===== RECORDS TO USE =====
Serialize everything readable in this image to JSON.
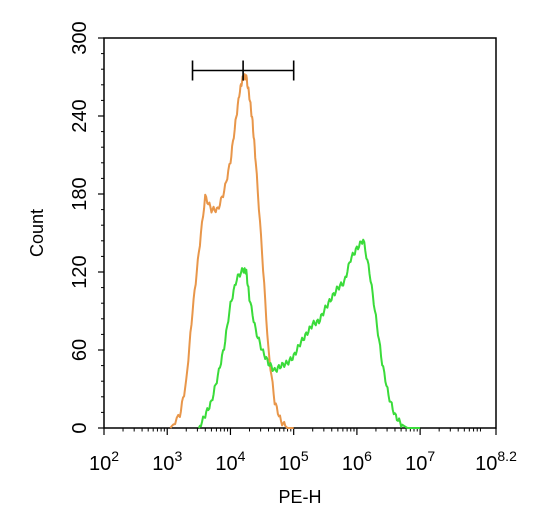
{
  "chart_data": {
    "type": "line",
    "xlabel": "PE-H",
    "ylabel": "Count",
    "x_scale": "log10",
    "xlim": [
      2,
      8.2
    ],
    "ylim": [
      0,
      300
    ],
    "y_ticks": [
      0,
      60,
      120,
      180,
      240,
      300
    ],
    "y_tick_labels": [
      "0",
      "60",
      "120",
      "180",
      "240",
      "300"
    ],
    "x_tick_labels": [
      {
        "base": "10",
        "exp": "2"
      },
      {
        "base": "10",
        "exp": "3"
      },
      {
        "base": "10",
        "exp": "4"
      },
      {
        "base": "10",
        "exp": "5"
      },
      {
        "base": "10",
        "exp": "6"
      },
      {
        "base": "10",
        "exp": "7"
      },
      {
        "base": "10",
        "exp": "8.2"
      }
    ],
    "gate": {
      "x_from": 3.4,
      "x_mid": 4.2,
      "x_to": 5.0,
      "y": 275
    },
    "series": [
      {
        "color": "#E8964A",
        "x": [
          3.05,
          3.2,
          3.3,
          3.4,
          3.5,
          3.6,
          3.7,
          3.8,
          3.9,
          4.0,
          4.08,
          4.15,
          4.2,
          4.25,
          4.3,
          4.35,
          4.4,
          4.5,
          4.6,
          4.7,
          4.8,
          4.9,
          5.0
        ],
        "y": [
          0,
          10,
          35,
          90,
          135,
          178,
          168,
          168,
          182,
          205,
          235,
          260,
          270,
          270,
          255,
          235,
          205,
          135,
          60,
          20,
          5,
          0,
          0
        ]
      },
      {
        "color": "#3ADB3A",
        "x": [
          3.5,
          3.6,
          3.7,
          3.8,
          3.9,
          4.0,
          4.1,
          4.2,
          4.25,
          4.3,
          4.4,
          4.5,
          4.6,
          4.7,
          4.8,
          4.9,
          5.0,
          5.1,
          5.2,
          5.3,
          5.4,
          5.5,
          5.6,
          5.7,
          5.8,
          5.9,
          6.0,
          6.1,
          6.2,
          6.3,
          6.4,
          6.5,
          6.6,
          6.7,
          6.8,
          6.9,
          7.0
        ],
        "y": [
          0,
          10,
          20,
          40,
          62,
          95,
          115,
          122,
          120,
          100,
          75,
          60,
          50,
          44,
          48,
          50,
          55,
          65,
          72,
          80,
          82,
          92,
          100,
          108,
          112,
          130,
          138,
          145,
          120,
          85,
          50,
          25,
          10,
          3,
          0,
          0,
          0
        ]
      }
    ]
  }
}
=====
#### EXERCISE PROMPT:
Output every entry verbatim. Pictures do not belong in the copy.

#### WRITTEN ANSWER:
Serialize everything readable in this image to JSON.
{
  "chart_data": {
    "type": "line",
    "xlabel": "PE-H",
    "ylabel": "Count",
    "x_scale": "log10",
    "xlim": [
      2,
      8.2
    ],
    "ylim": [
      0,
      300
    ],
    "y_ticks": [
      0,
      60,
      120,
      180,
      240,
      300
    ],
    "y_tick_labels": [
      "0",
      "60",
      "120",
      "180",
      "240",
      "300"
    ],
    "x_tick_labels": [
      {
        "base": "10",
        "exp": "2"
      },
      {
        "base": "10",
        "exp": "3"
      },
      {
        "base": "10",
        "exp": "4"
      },
      {
        "base": "10",
        "exp": "5"
      },
      {
        "base": "10",
        "exp": "6"
      },
      {
        "base": "10",
        "exp": "7"
      },
      {
        "base": "10",
        "exp": "8.2"
      }
    ],
    "gate": {
      "x_from": 3.4,
      "x_mid": 4.2,
      "x_to": 5.0,
      "y": 275
    },
    "series": [
      {
        "color": "#E8964A",
        "x": [
          3.05,
          3.2,
          3.3,
          3.4,
          3.5,
          3.6,
          3.7,
          3.8,
          3.9,
          4.0,
          4.08,
          4.15,
          4.2,
          4.25,
          4.3,
          4.35,
          4.4,
          4.5,
          4.6,
          4.7,
          4.8,
          4.9,
          5.0
        ],
        "y": [
          0,
          10,
          35,
          90,
          135,
          178,
          168,
          168,
          182,
          205,
          235,
          260,
          270,
          270,
          255,
          235,
          205,
          135,
          60,
          20,
          5,
          0,
          0
        ]
      },
      {
        "color": "#3ADB3A",
        "x": [
          3.5,
          3.6,
          3.7,
          3.8,
          3.9,
          4.0,
          4.1,
          4.2,
          4.25,
          4.3,
          4.4,
          4.5,
          4.6,
          4.7,
          4.8,
          4.9,
          5.0,
          5.1,
          5.2,
          5.3,
          5.4,
          5.5,
          5.6,
          5.7,
          5.8,
          5.9,
          6.0,
          6.1,
          6.2,
          6.3,
          6.4,
          6.5,
          6.6,
          6.7,
          6.8,
          6.9,
          7.0
        ],
        "y": [
          0,
          10,
          20,
          40,
          62,
          95,
          115,
          122,
          120,
          100,
          75,
          60,
          50,
          44,
          48,
          50,
          55,
          65,
          72,
          80,
          82,
          92,
          100,
          108,
          112,
          130,
          138,
          145,
          120,
          85,
          50,
          25,
          10,
          3,
          0,
          0,
          0
        ]
      }
    ]
  }
}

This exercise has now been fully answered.